SET TASK: Retype the records below exactly as they appear.

EXERCISE INPUTS:
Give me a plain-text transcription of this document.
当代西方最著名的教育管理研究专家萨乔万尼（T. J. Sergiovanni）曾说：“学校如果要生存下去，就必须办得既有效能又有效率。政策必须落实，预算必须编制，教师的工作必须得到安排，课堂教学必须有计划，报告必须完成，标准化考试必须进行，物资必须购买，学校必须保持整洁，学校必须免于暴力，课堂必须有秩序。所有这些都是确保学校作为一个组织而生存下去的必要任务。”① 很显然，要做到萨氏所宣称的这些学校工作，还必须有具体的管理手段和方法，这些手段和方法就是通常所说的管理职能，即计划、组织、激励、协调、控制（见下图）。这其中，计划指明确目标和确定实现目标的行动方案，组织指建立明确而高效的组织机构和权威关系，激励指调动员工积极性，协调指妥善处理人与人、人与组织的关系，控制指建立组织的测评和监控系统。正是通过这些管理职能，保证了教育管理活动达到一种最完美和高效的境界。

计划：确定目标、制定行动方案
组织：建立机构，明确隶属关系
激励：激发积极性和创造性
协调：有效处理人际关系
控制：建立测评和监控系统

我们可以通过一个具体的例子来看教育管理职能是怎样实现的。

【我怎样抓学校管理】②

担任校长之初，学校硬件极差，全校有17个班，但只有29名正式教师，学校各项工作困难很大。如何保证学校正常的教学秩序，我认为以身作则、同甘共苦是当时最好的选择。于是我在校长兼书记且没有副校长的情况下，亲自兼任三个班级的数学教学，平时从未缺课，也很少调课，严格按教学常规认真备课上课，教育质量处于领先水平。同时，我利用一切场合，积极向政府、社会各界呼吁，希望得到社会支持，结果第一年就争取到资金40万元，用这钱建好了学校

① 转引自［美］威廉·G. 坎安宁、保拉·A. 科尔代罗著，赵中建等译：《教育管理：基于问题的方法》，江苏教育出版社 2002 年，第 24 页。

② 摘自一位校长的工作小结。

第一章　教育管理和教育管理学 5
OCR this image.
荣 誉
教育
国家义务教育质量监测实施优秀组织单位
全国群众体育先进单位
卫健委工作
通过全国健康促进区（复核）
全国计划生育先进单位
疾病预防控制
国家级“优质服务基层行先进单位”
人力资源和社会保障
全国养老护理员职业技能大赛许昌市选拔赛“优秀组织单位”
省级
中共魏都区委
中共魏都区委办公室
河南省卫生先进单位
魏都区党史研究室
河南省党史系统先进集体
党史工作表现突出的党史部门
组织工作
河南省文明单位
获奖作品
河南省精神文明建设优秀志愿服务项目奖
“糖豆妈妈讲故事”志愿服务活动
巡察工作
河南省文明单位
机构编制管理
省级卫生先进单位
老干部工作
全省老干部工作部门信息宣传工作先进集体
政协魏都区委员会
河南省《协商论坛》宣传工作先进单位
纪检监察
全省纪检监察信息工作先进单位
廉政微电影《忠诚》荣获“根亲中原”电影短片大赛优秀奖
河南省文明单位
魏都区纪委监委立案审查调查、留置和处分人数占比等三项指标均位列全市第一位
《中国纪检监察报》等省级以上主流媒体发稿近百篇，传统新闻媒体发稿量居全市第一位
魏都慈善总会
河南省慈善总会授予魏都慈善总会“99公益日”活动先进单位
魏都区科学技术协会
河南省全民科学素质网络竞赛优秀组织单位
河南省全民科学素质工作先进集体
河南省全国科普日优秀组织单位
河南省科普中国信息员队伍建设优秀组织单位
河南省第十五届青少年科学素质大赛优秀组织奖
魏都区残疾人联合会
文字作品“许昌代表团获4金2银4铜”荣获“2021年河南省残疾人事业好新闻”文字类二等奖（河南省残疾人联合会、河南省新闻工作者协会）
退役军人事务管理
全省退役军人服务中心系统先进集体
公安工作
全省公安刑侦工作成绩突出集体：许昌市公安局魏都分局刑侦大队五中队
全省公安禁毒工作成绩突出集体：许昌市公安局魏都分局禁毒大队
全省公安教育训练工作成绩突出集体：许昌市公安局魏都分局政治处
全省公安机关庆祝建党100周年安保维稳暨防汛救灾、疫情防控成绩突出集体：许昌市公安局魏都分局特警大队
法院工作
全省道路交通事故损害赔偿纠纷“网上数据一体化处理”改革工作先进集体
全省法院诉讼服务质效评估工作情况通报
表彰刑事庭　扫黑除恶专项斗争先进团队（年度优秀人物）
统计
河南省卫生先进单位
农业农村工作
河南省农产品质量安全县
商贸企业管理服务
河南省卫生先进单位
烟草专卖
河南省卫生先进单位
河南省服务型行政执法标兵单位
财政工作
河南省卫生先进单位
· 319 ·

WRITTEN RESPONSE:
Give me a plain-text transcription of this document.
当代西方最著名的教育管理研究专家萨乔万尼（T. J. Sergiovanni）曾说：“学校如果要生存下去，就必须办得既有效能又有效率。政策必须落实，预算必须编制，教师的工作必须得到安排，课堂教学必须有计划，报告必须完成，标准化考试必须进行，物资必须购买，学校必须保持整洁，学校必须免于暴力，课堂必须有秩序。所有这些都是确保学校作为一个组织而生存下去的必要任务。”① 很显然，要做到萨氏所宣称的这些学校工作，还必须有具体的管理手段和方法，这些手段和方法就是通常所说的管理职能，即计划、组织、激励、协调、控制（见下图）。这其中，计划指明确目标和确定实现目标的行动方案，组织指建立明确而高效的组织机构和权威关系，激励指调动员工积极性，协调指妥善处理人与人、人与组织的关系，控制指建立组织的测评和监控系统。正是通过这些管理职能，保证了教育管理活动达到一种最完美和高效的境界。

计划：确定目标、制定行动方案
组织：建立机构，明确隶属关系
激励：激发积极性和创造性
协调：有效处理人际关系
控制：建立测评和监控系统

我们可以通过一个具体的例子来看教育管理职能是怎样实现的。

【我怎样抓学校管理】②

担任校长之初，学校硬件极差，全校有17个班，但只有29名正式教师，学校各项工作困难很大。如何保证学校正常的教学秩序，我认为以身作则、同甘共苦是当时最好的选择。于是我在校长兼书记且没有副校长的情况下，亲自兼任三个班级的数学教学，平时从未缺课，也很少调课，严格按教学常规认真备课上课，教育质量处于领先水平。同时，我利用一切场合，积极向政府、社会各界呼吁，希望得到社会支持，结果第一年就争取到资金40万元，用这钱建好了学校

① 转引自［美］威廉·G. 坎安宁、保拉·A. 科尔代罗著，赵中建等译：《教育管理：基于问题的方法》，江苏教育出版社 2002 年，第 24 页。

② 摘自一位校长的工作小结。

第一章　教育管理和教育管理学 5
OCR this image.
荣 誉
教育
国家义务教育质量监测实施优秀组织单位
全国群众体育先进单位
卫健委工作
通过全国健康促进区（复核）
全国计划生育先进单位
疾病预防控制
国家级“优质服务基层行先进单位”
人力资源和社会保障
全国养老护理员职业技能大赛许昌市选拔赛“优秀组织单位”
省级
中共魏都区委
中共魏都区委办公室
河南省卫生先进单位
魏都区党史研究室
河南省党史系统先进集体
党史工作表现突出的党史部门
组织工作
河南省文明单位
获奖作品
河南省精神文明建设优秀志愿服务项目奖
“糖豆妈妈讲故事”志愿服务活动
巡察工作
河南省文明单位
机构编制管理
省级卫生先进单位
老干部工作
全省老干部工作部门信息宣传工作先进集体
政协魏都区委员会
河南省《协商论坛》宣传工作先进单位
纪检监察
全省纪检监察信息工作先进单位
廉政微电影《忠诚》荣获“根亲中原”电影短片大赛优秀奖
河南省文明单位
魏都区纪委监委立案审查调查、留置和处分人数占比等三项指标均位列全市第一位
《中国纪检监察报》等省级以上主流媒体发稿近百篇，传统新闻媒体发稿量居全市第一位
魏都慈善总会
河南省慈善总会授予魏都慈善总会“99公益日”活动先进单位
魏都区科学技术协会
河南省全民科学素质网络竞赛优秀组织单位
河南省全民科学素质工作先进集体
河南省全国科普日优秀组织单位
河南省科普中国信息员队伍建设优秀组织单位
河南省第十五届青少年科学素质大赛优秀组织奖
魏都区残疾人联合会
文字作品“许昌代表团获4金2银4铜”荣获“2021年河南省残疾人事业好新闻”文字类二等奖（河南省残疾人联合会、河南省新闻工作者协会）
退役军人事务管理
全省退役军人服务中心系统先进集体
公安工作
全省公安刑侦工作成绩突出集体：许昌市公安局魏都分局刑侦大队五中队
全省公安禁毒工作成绩突出集体：许昌市公安局魏都分局禁毒大队
全省公安教育训练工作成绩突出集体：许昌市公安局魏都分局政治处
全省公安机关庆祝建党100周年安保维稳暨防汛救灾、疫情防控成绩突出集体：许昌市公安局魏都分局特警大队
法院工作
全省道路交通事故损害赔偿纠纷“网上数据一体化处理”改革工作先进集体
全省法院诉讼服务质效评估工作情况通报
表彰刑事庭　扫黑除恶专项斗争先进团队（年度优秀人物）
统计
河南省卫生先进单位
农业农村工作
河南省农产品质量安全县
商贸企业管理服务
河南省卫生先进单位
烟草专卖
河南省卫生先进单位
河南省服务型行政执法标兵单位
财政工作
河南省卫生先进单位
· 319 ·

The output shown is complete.